··· Data in this exercise ···

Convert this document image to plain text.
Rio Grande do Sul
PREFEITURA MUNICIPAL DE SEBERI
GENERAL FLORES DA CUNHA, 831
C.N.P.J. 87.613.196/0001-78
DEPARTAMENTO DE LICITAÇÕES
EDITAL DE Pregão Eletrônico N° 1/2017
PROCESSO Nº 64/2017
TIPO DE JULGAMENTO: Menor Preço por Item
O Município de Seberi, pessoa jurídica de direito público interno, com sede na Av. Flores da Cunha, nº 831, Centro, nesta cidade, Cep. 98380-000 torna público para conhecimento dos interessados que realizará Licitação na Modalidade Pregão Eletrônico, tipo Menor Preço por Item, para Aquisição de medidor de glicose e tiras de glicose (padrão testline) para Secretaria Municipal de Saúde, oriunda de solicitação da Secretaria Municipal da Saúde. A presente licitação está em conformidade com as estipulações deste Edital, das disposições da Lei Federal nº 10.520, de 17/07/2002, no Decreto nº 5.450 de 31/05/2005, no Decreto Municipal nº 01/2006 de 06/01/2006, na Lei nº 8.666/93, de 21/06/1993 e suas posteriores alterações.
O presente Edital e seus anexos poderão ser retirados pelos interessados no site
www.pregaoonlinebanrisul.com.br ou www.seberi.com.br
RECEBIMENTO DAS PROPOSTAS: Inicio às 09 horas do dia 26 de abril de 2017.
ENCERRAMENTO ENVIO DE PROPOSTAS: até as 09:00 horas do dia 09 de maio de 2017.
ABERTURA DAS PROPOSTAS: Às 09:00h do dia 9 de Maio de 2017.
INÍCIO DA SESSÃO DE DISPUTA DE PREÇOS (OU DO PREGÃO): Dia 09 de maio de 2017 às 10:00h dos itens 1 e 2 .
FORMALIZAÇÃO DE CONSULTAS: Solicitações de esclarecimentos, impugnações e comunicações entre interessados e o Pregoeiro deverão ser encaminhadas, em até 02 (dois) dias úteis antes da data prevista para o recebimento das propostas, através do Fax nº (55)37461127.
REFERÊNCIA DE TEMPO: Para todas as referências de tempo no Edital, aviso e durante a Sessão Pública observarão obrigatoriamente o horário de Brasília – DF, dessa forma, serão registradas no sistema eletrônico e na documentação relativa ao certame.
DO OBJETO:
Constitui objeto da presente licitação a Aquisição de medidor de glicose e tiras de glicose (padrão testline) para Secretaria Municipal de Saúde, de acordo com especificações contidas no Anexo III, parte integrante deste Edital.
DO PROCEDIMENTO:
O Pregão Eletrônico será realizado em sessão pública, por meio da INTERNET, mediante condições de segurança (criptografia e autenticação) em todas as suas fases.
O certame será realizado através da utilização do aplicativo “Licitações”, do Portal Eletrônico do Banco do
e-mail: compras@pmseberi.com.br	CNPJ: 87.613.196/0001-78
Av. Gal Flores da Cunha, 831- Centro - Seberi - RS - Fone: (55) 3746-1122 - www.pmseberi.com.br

···

→ The request: Gather from the data above every line with the string "através".

→ Task output:
FORMALIZAÇÃO DE CONSULTAS: Solicitações de esclarecimentos, impugnações e comunicações entre interessados e o Pregoeiro deverão ser encaminhadas, em até 02 (dois) dias úteis antes da data prevista para o recebimento das propostas, através do Fax nº (55)37461127.
O certame será realizado através da utilização do aplicativo “Licitações”, do Portal Eletrônico do Banco do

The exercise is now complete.